§ **Exercise goal**:
Retype all of the data that follows, line for line.

*** Provided material ***

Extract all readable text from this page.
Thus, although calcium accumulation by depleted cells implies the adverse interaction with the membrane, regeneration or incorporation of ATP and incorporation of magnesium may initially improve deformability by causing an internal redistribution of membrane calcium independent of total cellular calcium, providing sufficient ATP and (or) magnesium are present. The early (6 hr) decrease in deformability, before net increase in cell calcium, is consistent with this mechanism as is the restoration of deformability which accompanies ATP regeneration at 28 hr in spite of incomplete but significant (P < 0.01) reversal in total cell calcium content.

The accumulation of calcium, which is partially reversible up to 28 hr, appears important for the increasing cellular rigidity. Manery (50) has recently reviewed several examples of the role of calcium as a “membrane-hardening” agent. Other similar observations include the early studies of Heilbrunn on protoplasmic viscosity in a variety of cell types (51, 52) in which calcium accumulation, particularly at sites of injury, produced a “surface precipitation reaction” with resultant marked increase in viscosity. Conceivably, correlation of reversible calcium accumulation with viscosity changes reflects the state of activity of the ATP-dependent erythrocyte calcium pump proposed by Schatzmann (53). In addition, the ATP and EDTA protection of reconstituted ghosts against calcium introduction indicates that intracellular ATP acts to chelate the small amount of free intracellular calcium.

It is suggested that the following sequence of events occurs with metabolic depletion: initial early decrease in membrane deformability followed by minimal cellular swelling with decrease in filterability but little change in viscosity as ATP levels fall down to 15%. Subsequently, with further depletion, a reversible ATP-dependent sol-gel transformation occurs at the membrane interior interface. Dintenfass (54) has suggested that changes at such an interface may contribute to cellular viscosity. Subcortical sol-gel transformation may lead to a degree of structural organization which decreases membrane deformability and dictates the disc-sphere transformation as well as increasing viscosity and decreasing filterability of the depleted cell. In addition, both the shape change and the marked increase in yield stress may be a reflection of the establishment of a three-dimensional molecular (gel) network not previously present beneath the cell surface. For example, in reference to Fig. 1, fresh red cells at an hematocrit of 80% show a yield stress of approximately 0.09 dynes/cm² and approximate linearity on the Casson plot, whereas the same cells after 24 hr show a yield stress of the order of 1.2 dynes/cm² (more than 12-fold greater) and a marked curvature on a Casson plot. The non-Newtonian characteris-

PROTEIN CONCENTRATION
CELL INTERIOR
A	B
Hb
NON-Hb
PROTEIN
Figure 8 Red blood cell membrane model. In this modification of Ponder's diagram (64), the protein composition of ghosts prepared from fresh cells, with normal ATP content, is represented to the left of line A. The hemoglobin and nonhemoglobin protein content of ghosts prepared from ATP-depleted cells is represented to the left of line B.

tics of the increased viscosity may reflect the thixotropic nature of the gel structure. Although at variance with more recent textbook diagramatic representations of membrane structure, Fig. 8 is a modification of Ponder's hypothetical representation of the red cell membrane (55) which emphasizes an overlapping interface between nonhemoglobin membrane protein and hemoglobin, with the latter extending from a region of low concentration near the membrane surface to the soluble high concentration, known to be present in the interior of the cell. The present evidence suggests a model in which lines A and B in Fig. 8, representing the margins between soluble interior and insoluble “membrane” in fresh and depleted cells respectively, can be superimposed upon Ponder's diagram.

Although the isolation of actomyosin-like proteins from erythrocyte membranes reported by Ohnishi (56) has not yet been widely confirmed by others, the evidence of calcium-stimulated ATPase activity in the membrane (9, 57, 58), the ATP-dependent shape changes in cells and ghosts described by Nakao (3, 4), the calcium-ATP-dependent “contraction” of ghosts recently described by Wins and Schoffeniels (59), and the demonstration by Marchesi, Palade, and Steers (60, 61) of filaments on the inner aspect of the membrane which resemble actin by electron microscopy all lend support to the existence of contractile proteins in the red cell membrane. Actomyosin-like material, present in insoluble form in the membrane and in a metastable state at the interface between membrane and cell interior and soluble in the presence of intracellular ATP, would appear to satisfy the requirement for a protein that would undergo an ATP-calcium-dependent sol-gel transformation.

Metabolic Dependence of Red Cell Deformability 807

*** End of Provided material ***

§ **Output below**:
Extract all readable text from this page.
Thus, although calcium accumulation by depleted cells implies the adverse interaction with the membrane, regeneration or incorporation of ATP and incorporation of magnesium may initially improve deformability by causing an internal redistribution of membrane calcium independent of total cellular calcium, providing sufficient ATP and (or) magnesium are present. The early (6 hr) decrease in deformability, before net increase in cell calcium, is consistent with this mechanism as is the restoration of deformability which accompanies ATP regeneration at 28 hr in spite of incomplete but significant (P < 0.01) reversal in total cell calcium content.

The accumulation of calcium, which is partially reversible up to 28 hr, appears important for the increasing cellular rigidity. Manery (50) has recently reviewed several examples of the role of calcium as a “membrane-hardening” agent. Other similar observations include the early studies of Heilbrunn on protoplasmic viscosity in a variety of cell types (51, 52) in which calcium accumulation, particularly at sites of injury, produced a “surface precipitation reaction” with resultant marked increase in viscosity. Conceivably, correlation of reversible calcium accumulation with viscosity changes reflects the state of activity of the ATP-dependent erythrocyte calcium pump proposed by Schatzmann (53). In addition, the ATP and EDTA protection of reconstituted ghosts against calcium introduction indicates that intracellular ATP acts to chelate the small amount of free intracellular calcium.

It is suggested that the following sequence of events occurs with metabolic depletion: initial early decrease in membrane deformability followed by minimal cellular swelling with decrease in filterability but little change in viscosity as ATP levels fall down to 15%. Subsequently, with further depletion, a reversible ATP-dependent sol-gel transformation occurs at the membrane interior interface. Dintenfass (54) has suggested that changes at such an interface may contribute to cellular viscosity. Subcortical sol-gel transformation may lead to a degree of structural organization which decreases membrane deformability and dictates the disc-sphere transformation as well as increasing viscosity and decreasing filterability of the depleted cell. In addition, both the shape change and the marked increase in yield stress may be a reflection of the establishment of a three-dimensional molecular (gel) network not previously present beneath the cell surface. For example, in reference to Fig. 1, fresh red cells at an hematocrit of 80% show a yield stress of approximately 0.09 dynes/cm² and approximate linearity on the Casson plot, whereas the same cells after 24 hr show a yield stress of the order of 1.2 dynes/cm² (more than 12-fold greater) and a marked curvature on a Casson plot. The non-Newtonian characteris-

PROTEIN CONCENTRATION
CELL INTERIOR
A	B
Hb
NON-Hb
PROTEIN
Figure 8 Red blood cell membrane model. In this modification of Ponder's diagram (64), the protein composition of ghosts prepared from fresh cells, with normal ATP content, is represented to the left of line A. The hemoglobin and nonhemoglobin protein content of ghosts prepared from ATP-depleted cells is represented to the left of line B.

tics of the increased viscosity may reflect the thixotropic nature of the gel structure. Although at variance with more recent textbook diagramatic representations of membrane structure, Fig. 8 is a modification of Ponder's hypothetical representation of the red cell membrane (55) which emphasizes an overlapping interface between nonhemoglobin membrane protein and hemoglobin, with the latter extending from a region of low concentration near the membrane surface to the soluble high concentration, known to be present in the interior of the cell. The present evidence suggests a model in which lines A and B in Fig. 8, representing the margins between soluble interior and insoluble “membrane” in fresh and depleted cells respectively, can be superimposed upon Ponder's diagram.

Although the isolation of actomyosin-like proteins from erythrocyte membranes reported by Ohnishi (56) has not yet been widely confirmed by others, the evidence of calcium-stimulated ATPase activity in the membrane (9, 57, 58), the ATP-dependent shape changes in cells and ghosts described by Nakao (3, 4), the calcium-ATP-dependent “contraction” of ghosts recently described by Wins and Schoffeniels (59), and the demonstration by Marchesi, Palade, and Steers (60, 61) of filaments on the inner aspect of the membrane which resemble actin by electron microscopy all lend support to the existence of contractile proteins in the red cell membrane. Actomyosin-like material, present in insoluble form in the membrane and in a metastable state at the interface between membrane and cell interior and soluble in the presence of intracellular ATP, would appear to satisfy the requirement for a protein that would undergo an ATP-calcium-dependent sol-gel transformation.

Metabolic Dependence of Red Cell Deformability 807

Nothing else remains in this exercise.